Using the data below, copy every line that contains the word "text".

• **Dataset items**
╭──
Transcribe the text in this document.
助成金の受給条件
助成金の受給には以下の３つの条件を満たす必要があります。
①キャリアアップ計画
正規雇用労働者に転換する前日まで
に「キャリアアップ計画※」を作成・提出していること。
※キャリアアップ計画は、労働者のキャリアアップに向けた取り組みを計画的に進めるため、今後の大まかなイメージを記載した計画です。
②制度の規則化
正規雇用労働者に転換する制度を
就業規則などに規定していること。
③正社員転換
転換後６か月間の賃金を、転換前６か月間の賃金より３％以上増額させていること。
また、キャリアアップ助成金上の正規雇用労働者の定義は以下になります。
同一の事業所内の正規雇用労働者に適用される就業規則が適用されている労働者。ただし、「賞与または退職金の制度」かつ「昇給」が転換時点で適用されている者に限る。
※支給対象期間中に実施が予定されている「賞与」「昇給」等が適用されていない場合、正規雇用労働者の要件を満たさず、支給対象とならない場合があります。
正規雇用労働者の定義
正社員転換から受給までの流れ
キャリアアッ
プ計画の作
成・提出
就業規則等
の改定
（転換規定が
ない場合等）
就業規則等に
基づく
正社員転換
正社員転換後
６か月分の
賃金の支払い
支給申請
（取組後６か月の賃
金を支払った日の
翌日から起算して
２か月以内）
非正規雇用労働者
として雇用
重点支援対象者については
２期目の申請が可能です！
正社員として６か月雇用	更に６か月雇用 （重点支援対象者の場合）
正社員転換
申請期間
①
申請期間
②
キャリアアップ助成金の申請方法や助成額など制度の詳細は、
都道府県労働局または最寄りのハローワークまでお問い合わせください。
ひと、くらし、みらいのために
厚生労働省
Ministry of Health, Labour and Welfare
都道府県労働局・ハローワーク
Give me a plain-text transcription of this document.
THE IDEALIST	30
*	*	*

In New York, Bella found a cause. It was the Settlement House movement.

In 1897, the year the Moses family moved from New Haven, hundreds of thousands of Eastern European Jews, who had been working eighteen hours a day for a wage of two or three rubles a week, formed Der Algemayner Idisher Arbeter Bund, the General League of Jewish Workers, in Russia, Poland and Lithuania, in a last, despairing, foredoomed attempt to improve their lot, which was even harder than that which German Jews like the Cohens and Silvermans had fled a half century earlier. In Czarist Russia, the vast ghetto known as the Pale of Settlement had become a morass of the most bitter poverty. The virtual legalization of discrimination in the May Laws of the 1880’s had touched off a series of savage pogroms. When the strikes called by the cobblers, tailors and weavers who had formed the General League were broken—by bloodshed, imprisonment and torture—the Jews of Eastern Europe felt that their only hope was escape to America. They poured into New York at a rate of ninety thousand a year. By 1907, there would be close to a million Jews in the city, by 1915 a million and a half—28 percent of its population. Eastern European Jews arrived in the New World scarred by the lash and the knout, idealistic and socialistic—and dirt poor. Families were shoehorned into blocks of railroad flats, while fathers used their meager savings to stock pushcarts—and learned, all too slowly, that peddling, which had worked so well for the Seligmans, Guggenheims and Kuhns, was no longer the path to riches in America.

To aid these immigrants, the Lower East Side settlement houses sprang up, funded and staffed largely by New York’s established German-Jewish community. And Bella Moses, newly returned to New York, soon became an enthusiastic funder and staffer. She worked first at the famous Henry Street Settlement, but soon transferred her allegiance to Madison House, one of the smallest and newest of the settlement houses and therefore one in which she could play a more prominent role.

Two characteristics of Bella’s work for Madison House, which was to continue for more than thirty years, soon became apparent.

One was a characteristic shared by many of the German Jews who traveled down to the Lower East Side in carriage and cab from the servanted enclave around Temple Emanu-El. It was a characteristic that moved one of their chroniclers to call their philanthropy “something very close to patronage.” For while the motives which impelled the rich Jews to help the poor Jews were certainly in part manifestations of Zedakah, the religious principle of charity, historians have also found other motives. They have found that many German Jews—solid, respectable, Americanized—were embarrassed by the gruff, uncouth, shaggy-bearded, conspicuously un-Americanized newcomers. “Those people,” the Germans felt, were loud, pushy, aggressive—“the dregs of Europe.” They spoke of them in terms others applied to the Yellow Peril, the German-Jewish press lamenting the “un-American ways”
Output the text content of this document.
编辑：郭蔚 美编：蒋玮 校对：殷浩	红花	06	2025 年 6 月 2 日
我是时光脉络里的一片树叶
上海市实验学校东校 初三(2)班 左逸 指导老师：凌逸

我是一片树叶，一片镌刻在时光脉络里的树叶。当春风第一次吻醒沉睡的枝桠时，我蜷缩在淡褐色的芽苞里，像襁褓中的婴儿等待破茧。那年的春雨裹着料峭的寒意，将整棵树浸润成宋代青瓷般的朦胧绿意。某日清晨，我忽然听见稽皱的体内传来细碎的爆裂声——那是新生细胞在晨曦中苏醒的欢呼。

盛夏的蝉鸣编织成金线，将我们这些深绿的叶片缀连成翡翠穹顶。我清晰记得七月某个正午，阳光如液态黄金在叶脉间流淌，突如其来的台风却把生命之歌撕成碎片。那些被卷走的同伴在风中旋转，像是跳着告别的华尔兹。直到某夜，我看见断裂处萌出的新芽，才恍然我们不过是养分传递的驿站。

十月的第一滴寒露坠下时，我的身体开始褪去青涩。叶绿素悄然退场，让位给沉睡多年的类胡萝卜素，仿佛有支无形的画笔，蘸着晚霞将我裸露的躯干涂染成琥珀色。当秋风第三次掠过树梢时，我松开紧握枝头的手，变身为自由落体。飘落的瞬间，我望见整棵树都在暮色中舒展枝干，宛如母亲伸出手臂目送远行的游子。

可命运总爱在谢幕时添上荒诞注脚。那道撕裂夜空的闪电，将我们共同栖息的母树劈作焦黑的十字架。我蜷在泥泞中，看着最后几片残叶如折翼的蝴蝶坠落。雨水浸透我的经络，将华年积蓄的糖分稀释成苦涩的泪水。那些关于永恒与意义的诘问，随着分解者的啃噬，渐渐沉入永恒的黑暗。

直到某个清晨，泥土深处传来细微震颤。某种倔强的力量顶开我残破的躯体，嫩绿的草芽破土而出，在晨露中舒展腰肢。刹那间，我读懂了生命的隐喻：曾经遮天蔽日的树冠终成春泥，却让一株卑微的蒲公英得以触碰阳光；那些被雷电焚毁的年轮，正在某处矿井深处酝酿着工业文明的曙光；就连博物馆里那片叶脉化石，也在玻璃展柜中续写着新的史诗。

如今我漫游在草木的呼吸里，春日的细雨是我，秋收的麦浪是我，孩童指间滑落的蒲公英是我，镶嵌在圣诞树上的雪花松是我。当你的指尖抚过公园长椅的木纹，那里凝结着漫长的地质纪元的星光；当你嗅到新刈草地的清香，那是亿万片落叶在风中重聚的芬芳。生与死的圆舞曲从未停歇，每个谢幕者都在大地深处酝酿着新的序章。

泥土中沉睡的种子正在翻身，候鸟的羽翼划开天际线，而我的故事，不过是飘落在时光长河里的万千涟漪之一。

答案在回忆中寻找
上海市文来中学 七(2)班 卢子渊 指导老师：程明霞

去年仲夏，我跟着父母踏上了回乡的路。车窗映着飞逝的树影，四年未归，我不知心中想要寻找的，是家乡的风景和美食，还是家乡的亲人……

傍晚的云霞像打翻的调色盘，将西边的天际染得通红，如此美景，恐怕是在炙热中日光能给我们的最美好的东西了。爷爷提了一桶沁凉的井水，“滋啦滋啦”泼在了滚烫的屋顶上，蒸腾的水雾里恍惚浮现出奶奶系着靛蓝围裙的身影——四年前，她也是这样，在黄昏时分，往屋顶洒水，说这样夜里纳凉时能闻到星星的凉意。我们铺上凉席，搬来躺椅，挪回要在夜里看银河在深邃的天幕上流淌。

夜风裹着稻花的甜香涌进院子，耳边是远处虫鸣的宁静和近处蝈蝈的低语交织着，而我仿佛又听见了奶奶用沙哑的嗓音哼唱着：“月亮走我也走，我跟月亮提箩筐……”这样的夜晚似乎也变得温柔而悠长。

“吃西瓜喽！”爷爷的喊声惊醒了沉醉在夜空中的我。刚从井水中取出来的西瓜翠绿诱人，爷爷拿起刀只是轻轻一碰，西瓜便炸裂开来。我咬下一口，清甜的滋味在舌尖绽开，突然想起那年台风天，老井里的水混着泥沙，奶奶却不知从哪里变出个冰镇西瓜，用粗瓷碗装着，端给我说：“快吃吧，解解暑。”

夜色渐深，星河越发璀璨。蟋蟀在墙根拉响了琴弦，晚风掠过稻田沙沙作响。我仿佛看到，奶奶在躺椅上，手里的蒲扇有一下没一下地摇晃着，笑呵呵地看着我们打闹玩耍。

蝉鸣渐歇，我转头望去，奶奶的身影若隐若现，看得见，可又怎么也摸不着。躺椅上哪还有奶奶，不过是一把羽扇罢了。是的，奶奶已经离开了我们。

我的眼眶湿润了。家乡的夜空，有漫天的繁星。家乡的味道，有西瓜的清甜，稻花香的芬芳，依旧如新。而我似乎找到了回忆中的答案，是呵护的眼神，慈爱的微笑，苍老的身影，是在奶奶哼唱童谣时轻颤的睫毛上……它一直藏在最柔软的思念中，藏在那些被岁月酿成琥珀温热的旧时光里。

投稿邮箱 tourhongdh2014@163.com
╰──
• **Task result**
Transcribe the text in this document.
Give me a plain-text transcription of this document.
Output the text content of this document.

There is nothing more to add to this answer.